■ Texte fourni ■
--------------------------------
Des services secrets, nous ne savons que les échecs et rarement les succès. Si l'échec provoque l'anathème, l'ingratitude est fille de la victoire. Quand à la gloire, il faut l'oublier, elle est pour les autres...

dimanche 16 octobre 2016

Révélations sur le financement des attentats de Paris


Les enquêteurs traquent, depuis plusieurs mois, l'origine de l'argent qui a servi à l'organisation des attaques terroristes, commises contre la France en janvier et en novembre 2015 mais aussi en juillet 2016. Le centre d'analyse du terrorisme (CAT) s'est, comme la police, penché sur les comptes des différents auteurs des attentats. Ses experts ont épluché les relevés bancaires des frères Kouachi, d'Amédy Coulibaly, mais aussi d'Abdelhamid Abaaoud ou de Salah Abdeslam. Il ressort de cette étude que l'organisation des attaques de janvier 2015 (contre Charlie Hebdo, l'Hyper Cacher de la porte de Vincennes et plusieurs policiers) a coûté 25 800 euros ; là où celle des attentats du Stade de France, du Bataclan et des terrasses de l'Est parisien a mobilisé près de 82 000 euros.
--------------------------------
■ Données fournies ■
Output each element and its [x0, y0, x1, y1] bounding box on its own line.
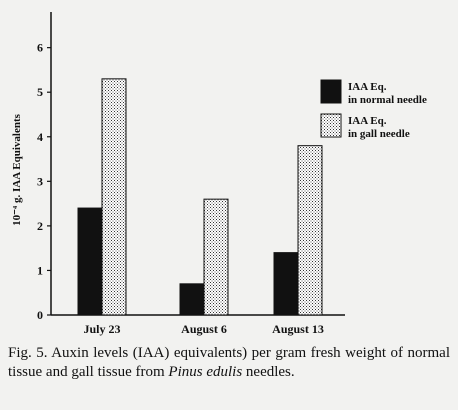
bar-gall-1	[203, 198, 229, 316]
x-tick-label: August 6	[181, 322, 227, 336]
bar-chart: July 23 August 6 August 13 0 1 2 3 4 5 6 10⁻⁴ g.…	[11, 12, 427, 336]
caption-end: needles.	[242, 364, 295, 380]
y-tick-label: 4	[37, 130, 43, 144]
x-tick-labels: July 23 August 6 August 13	[83, 322, 323, 336]
y-tick-label: 3	[37, 174, 43, 188]
bar-gall-2	[297, 145, 323, 316]
legend-label: IAA Eq.	[348, 115, 387, 127]
legend-label: in gall needle	[348, 128, 410, 140]
bar-gall-0	[101, 78, 127, 316]
y-tick-label: 5	[37, 85, 43, 99]
y-axis-title: 10⁻⁴ g. IAA Equivalents	[11, 113, 23, 226]
legend-label: IAA Eq.	[348, 81, 387, 93]
x-tick-label: July 23	[83, 322, 120, 336]
chart-bars	[77, 78, 323, 316]
y-tick-label: 1	[37, 263, 43, 277]
legend-swatch-normal	[320, 79, 342, 104]
legend-swatch-gall	[320, 113, 342, 138]
y-tick-label: 6	[37, 41, 43, 55]
bar-normal-2	[273, 252, 299, 316]
y-tick-label: 2	[37, 219, 43, 233]
legend-label: in normal needle	[348, 94, 427, 106]
figure-caption: Fig. 5. Auxin levels (IAA) equivalents) …	[8, 344, 450, 382]
caption-species: Pinus edulis	[168, 364, 243, 380]
bar-normal-1	[179, 283, 205, 316]
x-tick-label: August 13	[272, 322, 324, 336]
y-tick-labels: 0 1 2 3 4 5 6	[37, 41, 43, 322]
caption-text: Fig. 5. Auxin levels (IAA) equivalents) …	[8, 345, 450, 380]
y-tick-label: 0	[37, 308, 43, 322]
bar-normal-0	[77, 207, 103, 316]
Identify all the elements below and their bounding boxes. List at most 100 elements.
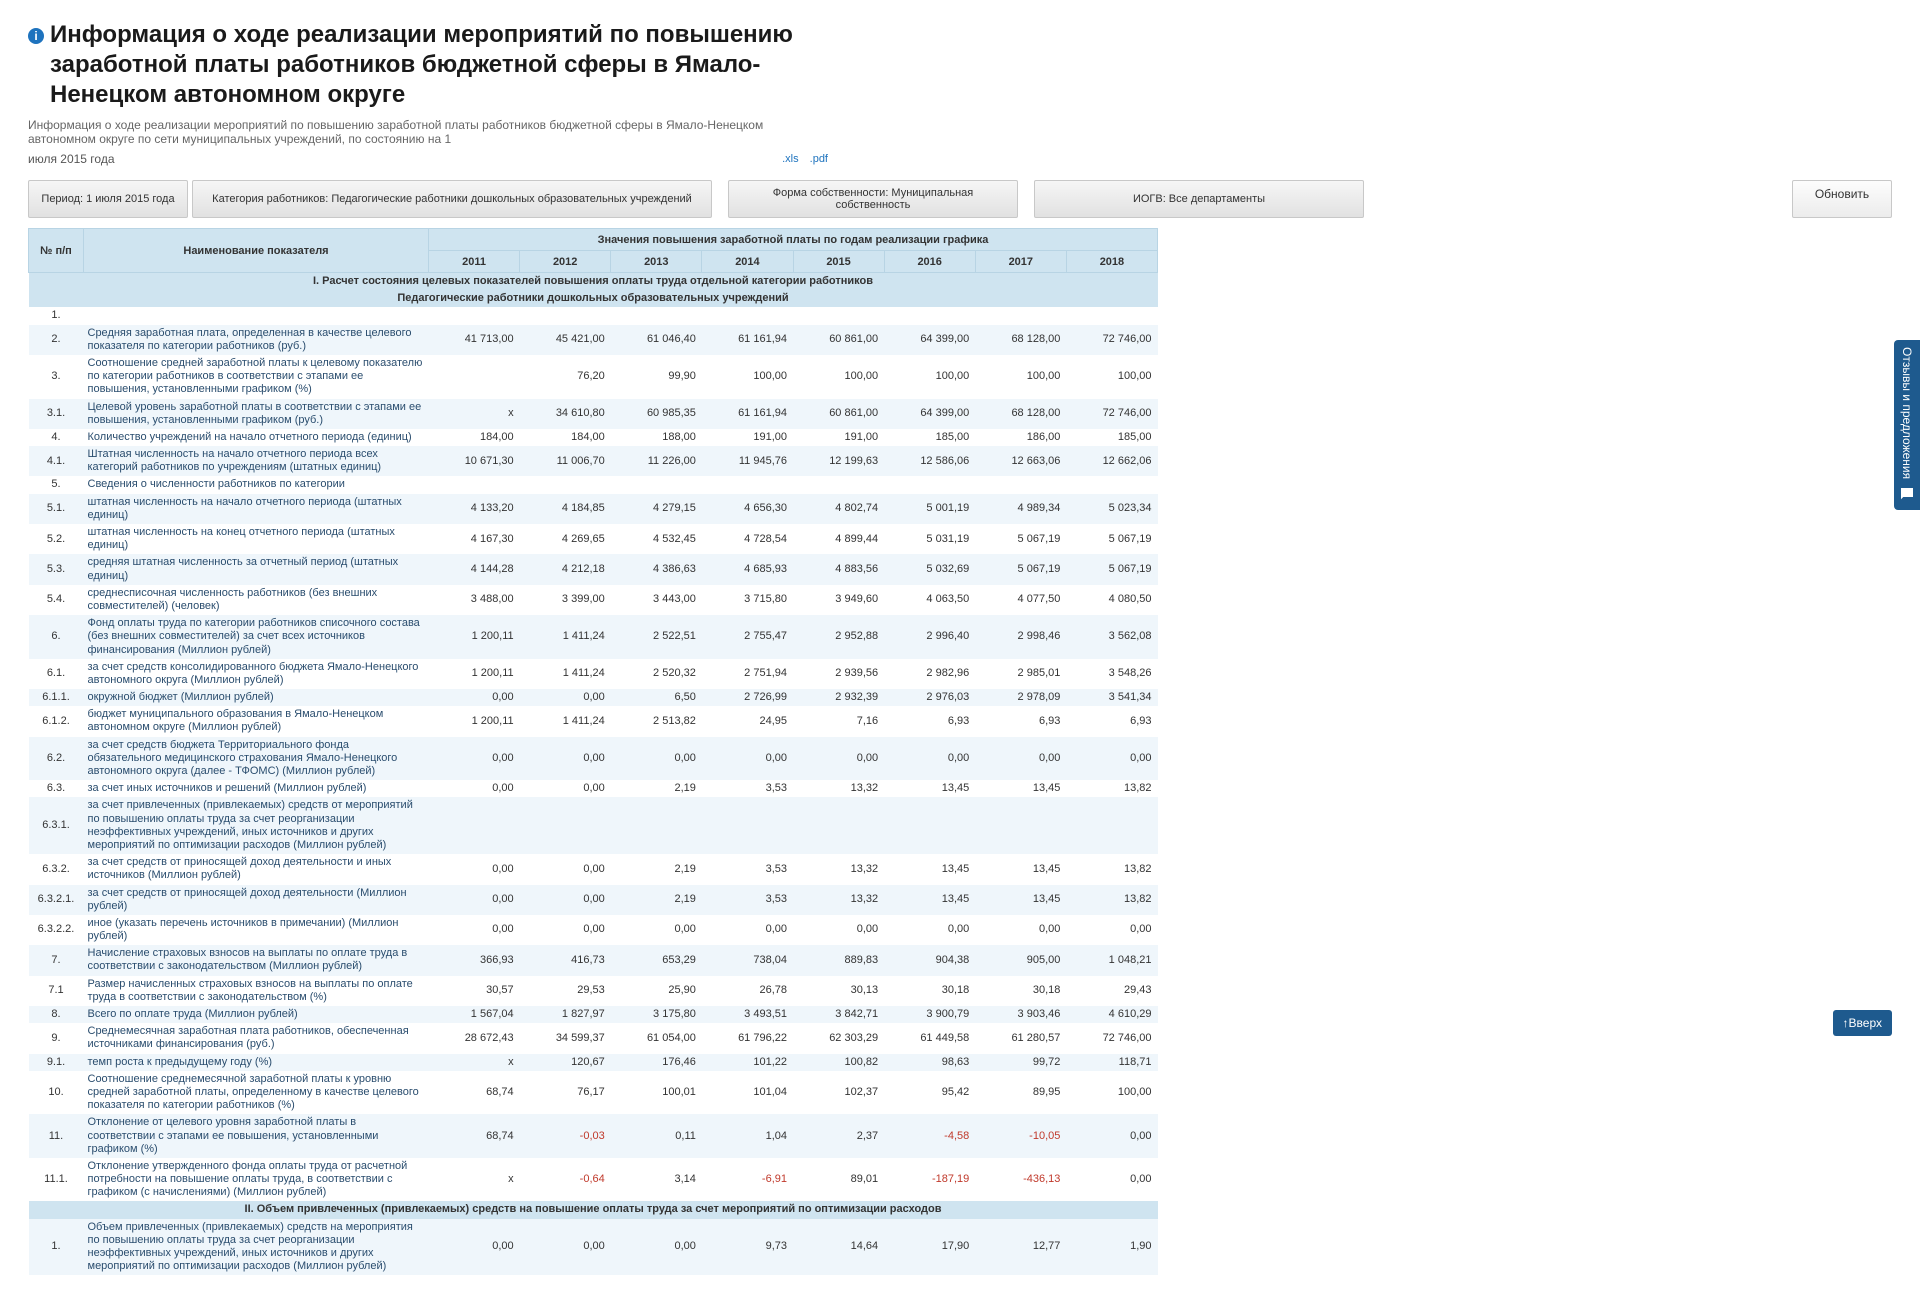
table-row: 1. <box>29 307 1158 324</box>
cell-value: 5 001,19 <box>884 494 975 524</box>
cell-value: 61 046,40 <box>611 325 702 355</box>
row-index: 5.4. <box>29 585 84 615</box>
filter-period[interactable]: Период: 1 июля 2015 года <box>28 180 188 218</box>
cell-value: 3 493,51 <box>702 1006 793 1023</box>
filter-category[interactable]: Категория работников: Педагогические раб… <box>192 180 712 218</box>
cell-value <box>1066 476 1157 493</box>
cell-value: -436,13 <box>975 1158 1066 1202</box>
scroll-top-button[interactable]: ↑Вверх <box>1833 1010 1892 1036</box>
row-name: за счет средств бюджета Территориального… <box>84 737 429 781</box>
cell-value: 3 903,46 <box>975 1006 1066 1023</box>
cell-value: 13,45 <box>884 854 975 884</box>
export-xls-link[interactable]: .xls <box>782 153 799 165</box>
table-row: 3.1.Целевой уровень заработной платы в с… <box>29 399 1158 429</box>
cell-value: 2,19 <box>611 780 702 797</box>
cell-value: 60 861,00 <box>793 399 884 429</box>
cell-value: 2 932,39 <box>793 689 884 706</box>
table-row: 7.Начисление страховых взносов на выплат… <box>29 945 1158 975</box>
row-index: 6.1.2. <box>29 706 84 736</box>
filter-iogv[interactable]: ИОГВ: Все департаменты <box>1034 180 1364 218</box>
cell-value: 95,42 <box>884 1071 975 1115</box>
cell-value: 905,00 <box>975 945 1066 975</box>
cell-value: 3 562,08 <box>1066 615 1157 659</box>
cell-value: 0,00 <box>429 1219 520 1276</box>
cell-value: 0,00 <box>429 737 520 781</box>
table-row: 10.Соотношение среднемесячной заработной… <box>29 1071 1158 1115</box>
cell-value: 25,90 <box>611 976 702 1006</box>
cell-value: 13,45 <box>884 885 975 915</box>
cell-value: 4 989,34 <box>975 494 1066 524</box>
cell-value: 60 861,00 <box>793 325 884 355</box>
table-row: 9.1.темп роста к предыдущему году (%)х12… <box>29 1054 1158 1071</box>
cell-value <box>793 797 884 854</box>
cell-value: 4 685,93 <box>702 554 793 584</box>
cell-value: 13,32 <box>793 854 884 884</box>
cell-value: 30,13 <box>793 976 884 1006</box>
cell-value: 4 144,28 <box>429 554 520 584</box>
cell-value: 416,73 <box>520 945 611 975</box>
cell-value: 3,53 <box>702 854 793 884</box>
cell-value <box>975 476 1066 493</box>
cell-value: 1,90 <box>1066 1219 1157 1276</box>
table-row: 11.1.Отклонение утвержденного фонда опла… <box>29 1158 1158 1202</box>
cell-value: 0,00 <box>1066 1158 1157 1202</box>
row-index: 6.3.1. <box>29 797 84 854</box>
table-row: 5.3.средняя штатная численность за отчет… <box>29 554 1158 584</box>
cell-value: 3 949,60 <box>793 585 884 615</box>
cell-value: 98,63 <box>884 1054 975 1071</box>
row-index: 6.1.1. <box>29 689 84 706</box>
row-index: 2. <box>29 325 84 355</box>
cell-value: 0,00 <box>1066 915 1157 945</box>
cell-value: 17,90 <box>884 1219 975 1276</box>
feedback-tab[interactable]: Отзывы и предложения <box>1894 340 1920 510</box>
cell-value: 1 567,04 <box>429 1006 520 1023</box>
cell-value: 0,00 <box>520 737 611 781</box>
cell-value: 101,22 <box>702 1054 793 1071</box>
update-button[interactable]: Обновить <box>1792 180 1892 218</box>
row-index: 5. <box>29 476 84 493</box>
cell-value: 186,00 <box>975 429 1066 446</box>
cell-value: 30,57 <box>429 976 520 1006</box>
cell-value: 99,72 <box>975 1054 1066 1071</box>
cell-value: 100,00 <box>702 355 793 399</box>
row-name: среднесписочная численность работников (… <box>84 585 429 615</box>
cell-value: 61 449,58 <box>884 1023 975 1053</box>
cell-value: -10,05 <box>975 1114 1066 1158</box>
row-name: Фонд оплаты труда по категории работнико… <box>84 615 429 659</box>
data-table: № п/п Наименование показателя Значения п… <box>28 228 1158 1275</box>
row-name: за счет средств от приносящей доход деят… <box>84 885 429 915</box>
row-index: 11.1. <box>29 1158 84 1202</box>
table-row: 6.3.за счет иных источников и решений (М… <box>29 780 1158 797</box>
cell-value: 101,04 <box>702 1071 793 1115</box>
cell-value: 191,00 <box>702 429 793 446</box>
export-pdf-link[interactable]: .pdf <box>810 153 828 165</box>
cell-value: 4 279,15 <box>611 494 702 524</box>
th-number: № п/п <box>29 229 84 273</box>
cell-value: 61 161,94 <box>702 399 793 429</box>
cell-value: 0,11 <box>611 1114 702 1158</box>
cell-value: 0,00 <box>520 854 611 884</box>
cell-value: 3 175,80 <box>611 1006 702 1023</box>
cell-value: 0,00 <box>520 885 611 915</box>
row-name: за счет средств консолидированного бюдже… <box>84 659 429 689</box>
row-name: Целевой уровень заработной платы в соотв… <box>84 399 429 429</box>
th-group: Значения повышения заработной платы по г… <box>429 229 1158 251</box>
row-name: иное (указать перечень источников в прим… <box>84 915 429 945</box>
cell-value: 0,00 <box>429 780 520 797</box>
cell-value: 366,93 <box>429 945 520 975</box>
cell-value: 41 713,00 <box>429 325 520 355</box>
cell-value: -187,19 <box>884 1158 975 1202</box>
row-name: Начисление страховых взносов на выплаты … <box>84 945 429 975</box>
cell-value: 1 200,11 <box>429 659 520 689</box>
row-index: 4. <box>29 429 84 446</box>
cell-value: 0,00 <box>611 915 702 945</box>
cell-value: 4 883,56 <box>793 554 884 584</box>
th-year: 2015 <box>793 251 884 273</box>
section-header: Педагогические работники дошкольных обра… <box>29 290 1158 307</box>
cell-value: 72 746,00 <box>1066 325 1157 355</box>
filter-ownership[interactable]: Форма собственности: Муниципальная собст… <box>728 180 1018 218</box>
cell-value <box>884 797 975 854</box>
row-index: 6.2. <box>29 737 84 781</box>
cell-value: 118,71 <box>1066 1054 1157 1071</box>
cell-value <box>520 307 611 324</box>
--------------------------------
■ Objectif ■
Citez intégralement le texte sur le financement des attentats de Paris, sans y changer un mot. Seul le texte sert ici, pas la liste.

■ Solution ■
Des services secrets, nous ne savons que les échecs et rarement les succès. Si l'échec provoque l'anathème, l'ingratitude est fille de la victoire. Quand à la gloire, il faut l'oublier, elle est pour les autres...

dimanche 16 octobre 2016

Révélations sur le financement des attentats de Paris


Les enquêteurs traquent, depuis plusieurs mois, l'origine de l'argent qui a servi à l'organisation des attaques terroristes, commises contre la France en janvier et en novembre 2015 mais aussi en juillet 2016. Le centre d'analyse du terrorisme (CAT) s'est, comme la police, penché sur les comptes des différents auteurs des attentats. Ses experts ont épluché les relevés bancaires des frères Kouachi, d'Amédy Coulibaly, mais aussi d'Abdelhamid Abaaoud ou de Salah Abdeslam. Il ressort de cette étude que l'organisation des attaques de janvier 2015 (contre Charlie Hebdo, l'Hyper Cacher de la porte de Vincennes et plusieurs policiers) a coûté 25 800 euros ; là où celle des attentats du Stade de France, du Bataclan et des terrasses de l'Est parisien a mobilisé près de 82 000 euros.